#### TASK TO COMPLETE
Tell how many lines in the data below hold the string "name"; give nothing but the number.

[Dataset entries on figures]
--------------------------------------------------
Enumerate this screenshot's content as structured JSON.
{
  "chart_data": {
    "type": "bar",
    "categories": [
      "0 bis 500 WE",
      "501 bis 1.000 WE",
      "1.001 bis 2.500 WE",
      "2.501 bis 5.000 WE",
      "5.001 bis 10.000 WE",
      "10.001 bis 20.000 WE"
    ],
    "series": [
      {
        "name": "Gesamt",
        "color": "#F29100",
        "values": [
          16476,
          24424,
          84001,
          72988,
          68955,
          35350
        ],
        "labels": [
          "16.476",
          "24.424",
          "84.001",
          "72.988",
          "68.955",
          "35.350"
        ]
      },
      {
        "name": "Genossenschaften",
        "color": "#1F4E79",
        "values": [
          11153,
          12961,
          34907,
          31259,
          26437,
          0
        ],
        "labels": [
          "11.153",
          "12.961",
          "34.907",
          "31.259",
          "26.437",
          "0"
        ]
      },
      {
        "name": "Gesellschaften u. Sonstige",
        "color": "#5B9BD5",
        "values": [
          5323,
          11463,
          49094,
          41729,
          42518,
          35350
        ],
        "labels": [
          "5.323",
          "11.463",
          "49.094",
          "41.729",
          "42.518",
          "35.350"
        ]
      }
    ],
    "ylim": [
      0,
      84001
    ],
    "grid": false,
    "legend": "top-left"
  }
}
--------------------------------------------------
#### ANSWER TO THIS EXERCISE
3